● **EXERCISE REQUIREMENTS**: Search the records for "content" and copy each line that holds it.

•••

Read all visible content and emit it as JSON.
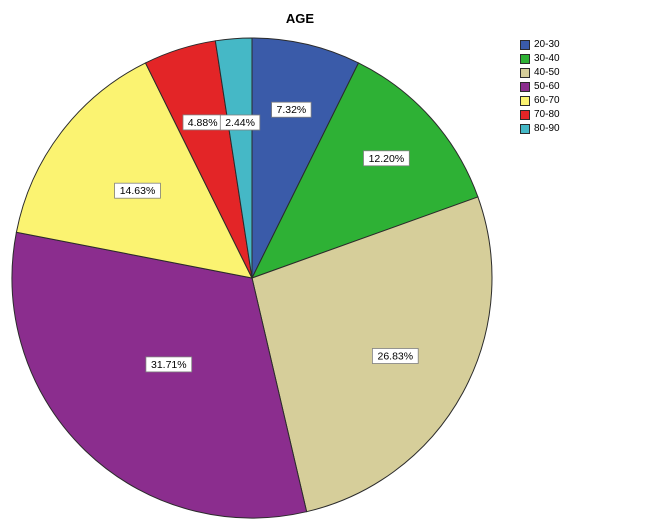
{
  "title": "AGE",
  "chart_data": {
    "type": "pie",
    "title": "AGE",
    "categories": [
      "20-30",
      "30-40",
      "40-50",
      "50-60",
      "60-70",
      "70-80",
      "80-90"
    ],
    "values": [
      7.32,
      12.2,
      26.83,
      31.71,
      14.63,
      4.88,
      2.44
    ],
    "labels": [
      "7.32%",
      "12.20%",
      "26.83%",
      "31.71%",
      "14.63%",
      "4.88%",
      "2.44%"
    ],
    "colors": [
      "#3A5BA9",
      "#2EB135",
      "#D6CE9A",
      "#8B2D8E",
      "#FBF371",
      "#E32527",
      "#45B8C6"
    ],
    "slice_border_color": "#2b2b2b",
    "label_box_border_color": "#808080",
    "legend_position": "top-right",
    "start_angle_deg": 0,
    "direction": "clockwise"
  }
}
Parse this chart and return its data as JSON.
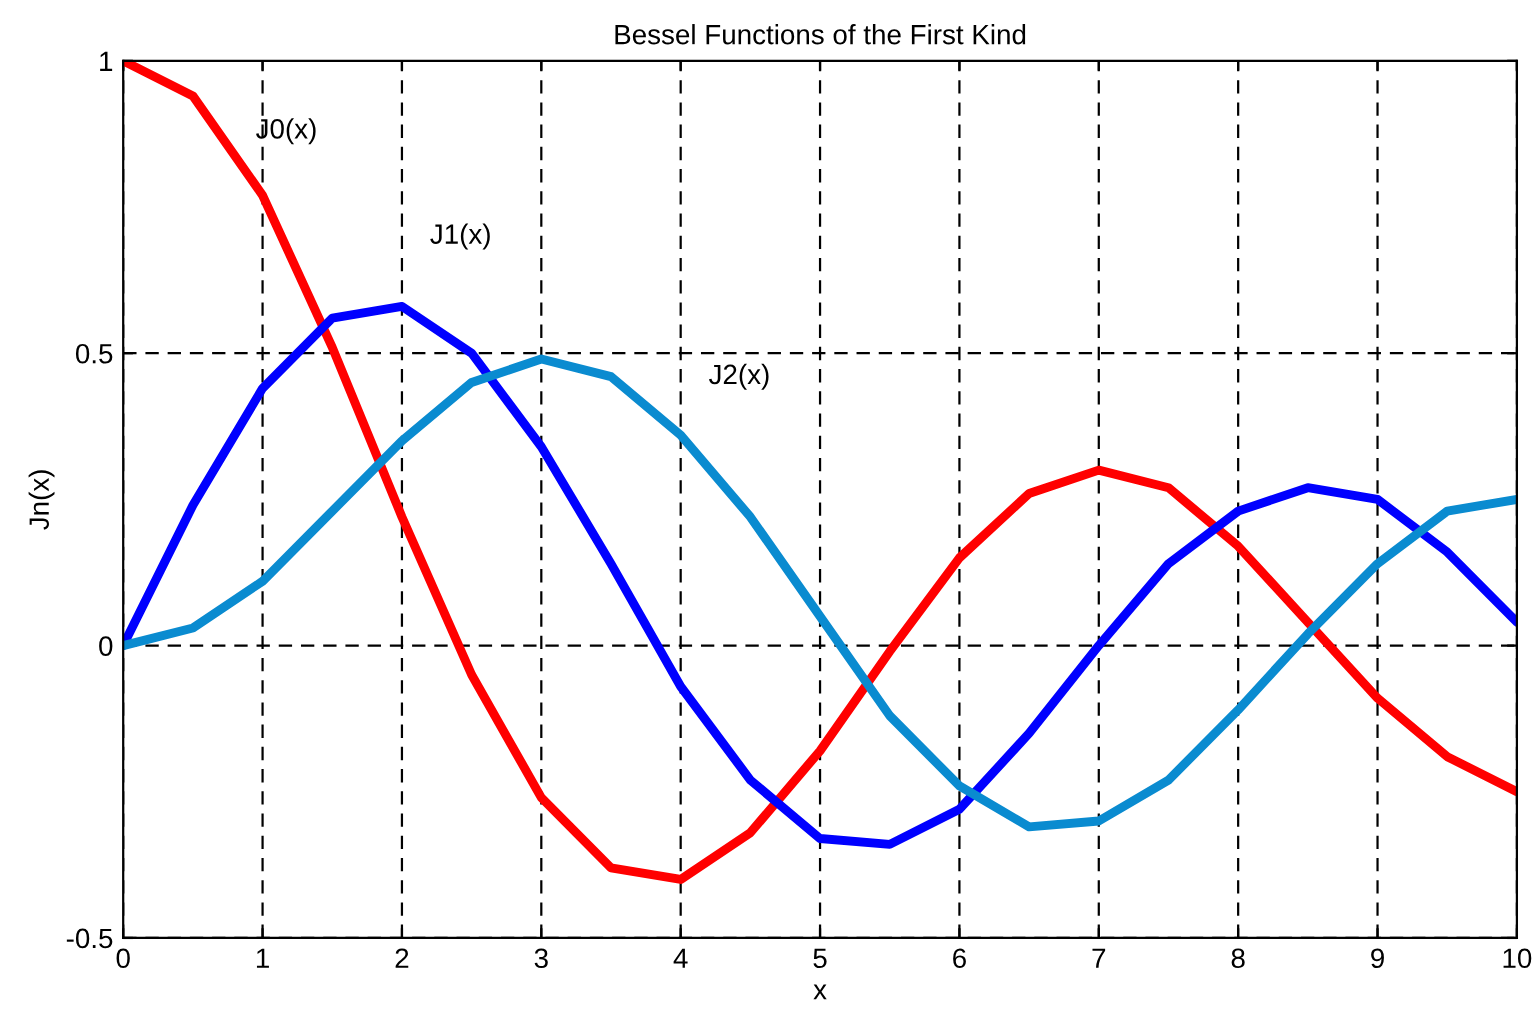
{
  "chart_data": {
    "type": "line",
    "title": "Bessel Functions of the First Kind",
    "xlabel": "x",
    "ylabel": "Jn(x)",
    "x": [
      0,
      0.5,
      1,
      1.5,
      2,
      2.5,
      3,
      3.5,
      4,
      4.5,
      5,
      5.5,
      6,
      6.5,
      7,
      7.5,
      8,
      8.5,
      9,
      9.5,
      10
    ],
    "series": [
      {
        "name": "J0(x)",
        "color": "#ff0000",
        "values": [
          1,
          0.94,
          0.77,
          0.51,
          0.22,
          -0.05,
          -0.26,
          -0.38,
          -0.4,
          -0.32,
          -0.18,
          -0.01,
          0.15,
          0.26,
          0.3,
          0.27,
          0.17,
          0.04,
          -0.09,
          -0.19,
          -0.25
        ]
      },
      {
        "name": "J1(x)",
        "color": "#0000ff",
        "values": [
          0,
          0.24,
          0.44,
          0.56,
          0.58,
          0.5,
          0.34,
          0.14,
          -0.07,
          -0.23,
          -0.33,
          -0.34,
          -0.28,
          -0.15,
          0,
          0.14,
          0.23,
          0.27,
          0.25,
          0.16,
          0.04
        ]
      },
      {
        "name": "J2(x)",
        "color": "#0a8bd0",
        "values": [
          0,
          0.03,
          0.11,
          0.23,
          0.35,
          0.45,
          0.49,
          0.46,
          0.36,
          0.22,
          0.05,
          -0.12,
          -0.24,
          -0.31,
          -0.3,
          -0.23,
          -0.11,
          0.02,
          0.14,
          0.23,
          0.25
        ]
      }
    ],
    "xlim": [
      0,
      10
    ],
    "ylim": [
      -0.5,
      1
    ],
    "xticks": [
      0,
      1,
      2,
      3,
      4,
      5,
      6,
      7,
      8,
      9,
      10
    ],
    "yticks": [
      -0.5,
      0,
      0.5,
      1
    ],
    "grid": true,
    "line_style": "solid",
    "marker": "none",
    "legend": false
  }
}
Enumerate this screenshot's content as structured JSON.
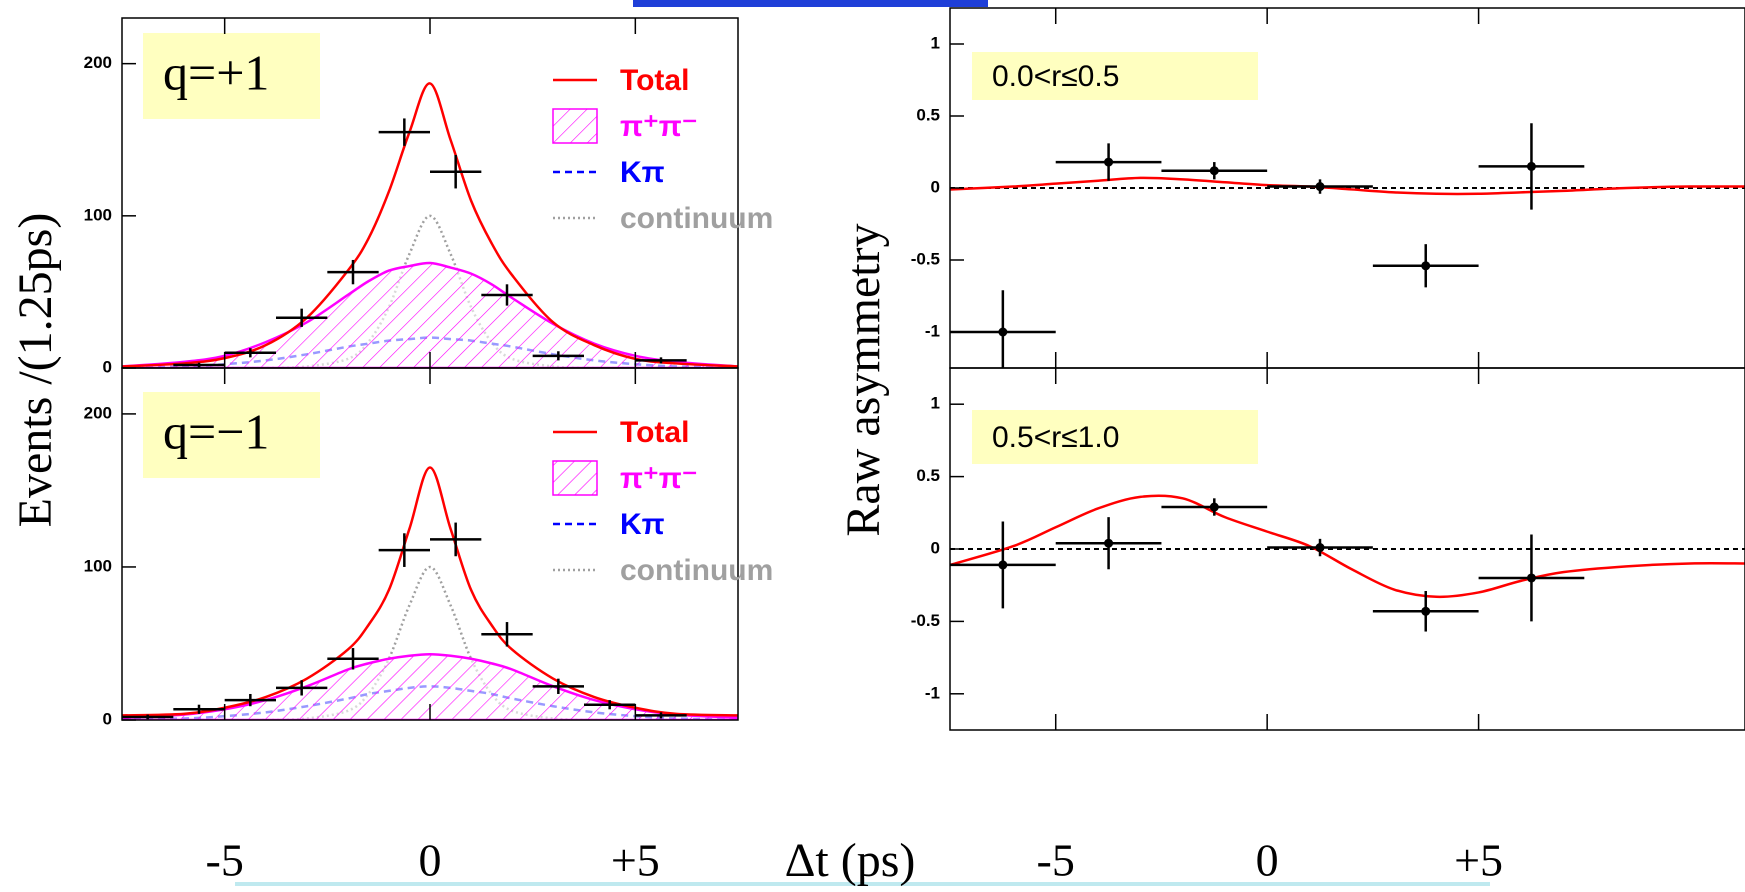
{
  "chart_data": [
    {
      "type": "errorbar",
      "annotation": "q=+1",
      "ylabel": "Events /(1.25ps)",
      "xlim": [
        -7.5,
        7.5
      ],
      "ylim": [
        0,
        230
      ],
      "xticks": [
        -5,
        0,
        5
      ],
      "yticks": [
        0,
        100,
        200
      ],
      "legend": "upper right",
      "points": {
        "x": [
          -5.625,
          -4.375,
          -3.125,
          -1.875,
          -0.625,
          0.625,
          1.875,
          3.125,
          5.625
        ],
        "values": [
          2,
          10,
          33,
          63,
          155,
          129,
          48,
          8,
          5
        ],
        "errors": [
          1.5,
          3,
          6,
          8,
          9,
          11,
          7,
          3,
          2
        ],
        "x_halfwidth": 0.625,
        "markers": false,
        "color": "#000000"
      },
      "x": [
        -7.5,
        -6,
        -5,
        -4,
        -3,
        -2,
        -1.5,
        -1,
        -0.5,
        0,
        0.5,
        1,
        1.5,
        2,
        3,
        4,
        5,
        6,
        7.5
      ],
      "series": [
        {
          "name": "Total",
          "color": "#ff0000",
          "style": "solid",
          "values": [
            1,
            3,
            6.5,
            15,
            33,
            64,
            85,
            116,
            155,
            187,
            150,
            110,
            82,
            61,
            30,
            15,
            6,
            3,
            1
          ]
        },
        {
          "name": "π⁺π⁻",
          "color": "#ff00ff",
          "style": "hatch",
          "values": [
            1,
            4,
            8,
            17,
            30,
            48,
            57,
            64,
            67,
            69,
            66,
            62,
            55,
            46,
            29,
            16,
            8,
            4,
            1
          ]
        },
        {
          "name": "Kπ",
          "color": "#0000ff",
          "style": "dashed",
          "values": [
            0.3,
            1,
            2.5,
            5,
            9,
            14,
            16,
            18,
            19,
            20,
            19,
            18,
            16,
            14,
            9,
            5,
            2.5,
            1,
            0.3
          ]
        },
        {
          "name": "continuum",
          "color": "#a0a0a0",
          "style": "dotted",
          "values": [
            0,
            0,
            0,
            0,
            1,
            6,
            17,
            40,
            75,
            100,
            75,
            40,
            17,
            6,
            1,
            0,
            0,
            0,
            0
          ]
        }
      ]
    },
    {
      "type": "errorbar",
      "annotation": "q=−1",
      "xlabel": "Δt (ps)",
      "xlim": [
        -7.5,
        7.5
      ],
      "ylim": [
        0,
        230
      ],
      "xticks": [
        -5,
        0,
        {
          "value": 5,
          "label": "+5"
        }
      ],
      "yticks": [
        0,
        100,
        200
      ],
      "legend": "upper right",
      "points": {
        "x": [
          -6.875,
          -5.625,
          -4.375,
          -3.125,
          -1.875,
          -0.625,
          0.625,
          1.875,
          3.125,
          4.375,
          5.625
        ],
        "values": [
          2,
          7,
          13,
          21,
          40,
          111,
          118,
          56,
          22,
          10,
          3
        ],
        "errors": [
          1.5,
          3,
          4,
          5,
          7,
          11,
          11,
          8,
          5,
          3,
          2
        ],
        "x_halfwidth": 0.625,
        "markers": false,
        "color": "#000000"
      },
      "x": [
        -7.5,
        -6,
        -5,
        -4,
        -3,
        -2,
        -1.5,
        -1,
        -0.5,
        0,
        0.5,
        1,
        1.5,
        2,
        3,
        4,
        5,
        6,
        7.5
      ],
      "series": [
        {
          "name": "Total",
          "color": "#ff0000",
          "style": "solid",
          "values": [
            3,
            4,
            8,
            15,
            27,
            46,
            62,
            85,
            125,
            165,
            125,
            85,
            62,
            46,
            27,
            15,
            8,
            4,
            3
          ]
        },
        {
          "name": "π⁺π⁻",
          "color": "#ff00ff",
          "style": "hatch",
          "values": [
            1.5,
            3.5,
            7,
            13,
            22,
            33,
            37,
            40,
            42,
            43,
            42,
            40,
            37,
            33,
            22,
            13,
            7,
            3.5,
            1.5
          ]
        },
        {
          "name": "Kπ",
          "color": "#0000ff",
          "style": "dashed",
          "values": [
            0.3,
            1,
            2.5,
            5,
            9,
            14,
            17,
            19,
            21,
            22,
            21,
            19,
            17,
            14,
            9,
            5,
            2.5,
            1,
            0.3
          ]
        },
        {
          "name": "continuum",
          "color": "#a0a0a0",
          "style": "dotted",
          "values": [
            0,
            0,
            0,
            0,
            1,
            6,
            17,
            40,
            75,
            100,
            75,
            40,
            17,
            6,
            1,
            0,
            0,
            0,
            0
          ]
        }
      ]
    },
    {
      "type": "errorbar",
      "annotation": "0.0<r≤0.5",
      "ylabel": "Raw asymmetry",
      "xlim": [
        -7.5,
        11.3
      ],
      "ylim": [
        -1.25,
        1.25
      ],
      "xticks": [
        -5,
        0,
        5
      ],
      "yticks": [
        -1,
        -0.5,
        0,
        0.5,
        1
      ],
      "reference_line": 0,
      "points": {
        "x": [
          -6.25,
          -3.75,
          -1.25,
          1.25,
          3.75,
          6.25
        ],
        "values": [
          -1.0,
          0.18,
          0.12,
          0.01,
          -0.54,
          0.15
        ],
        "errors": [
          0.29,
          0.13,
          0.06,
          0.05,
          0.15,
          0.3
        ],
        "x_halfwidth": 1.25,
        "markers": true,
        "color": "#000000"
      },
      "x": [
        -7.5,
        -6,
        -5,
        -4,
        -3,
        -2,
        -1,
        0,
        1,
        2,
        3,
        4,
        5,
        6,
        7,
        8.5,
        10,
        11.3
      ],
      "series": [
        {
          "color": "#ff0000",
          "style": "solid",
          "values": [
            -0.01,
            0.01,
            0.03,
            0.05,
            0.07,
            0.06,
            0.04,
            0.02,
            0.01,
            -0.01,
            -0.03,
            -0.04,
            -0.04,
            -0.03,
            -0.02,
            0,
            0.01,
            0.01
          ]
        }
      ]
    },
    {
      "type": "errorbar",
      "annotation": "0.5<r≤1.0",
      "xlim": [
        -7.5,
        11.3
      ],
      "ylim": [
        -1.25,
        1.25
      ],
      "xticks": [
        -5,
        0,
        {
          "value": 5,
          "label": "+5"
        }
      ],
      "yticks": [
        -1,
        -0.5,
        0,
        0.5,
        1
      ],
      "reference_line": 0,
      "points": {
        "x": [
          -6.25,
          -3.75,
          -1.25,
          1.25,
          3.75,
          6.25
        ],
        "values": [
          -0.11,
          0.04,
          0.29,
          0.01,
          -0.43,
          -0.2
        ],
        "errors": [
          0.3,
          0.18,
          0.06,
          0.06,
          0.14,
          0.3
        ],
        "x_halfwidth": 1.25,
        "markers": true,
        "color": "#000000"
      },
      "x": [
        -7.5,
        -6,
        -5,
        -4,
        -3,
        -2,
        -1,
        0,
        1,
        2,
        3,
        4,
        5,
        6,
        7,
        8.5,
        10,
        11.3
      ],
      "series": [
        {
          "color": "#ff0000",
          "style": "solid",
          "values": [
            -0.11,
            0.02,
            0.15,
            0.28,
            0.36,
            0.35,
            0.22,
            0.12,
            0.02,
            -0.14,
            -0.28,
            -0.33,
            -0.3,
            -0.22,
            -0.16,
            -0.12,
            -0.1,
            -0.1
          ]
        }
      ]
    }
  ]
}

•••

● **REPLY TO THE EXERCISE**:
Read all visible content and emit it as JSON.
Enumerate this screenshot's content as structured JSON.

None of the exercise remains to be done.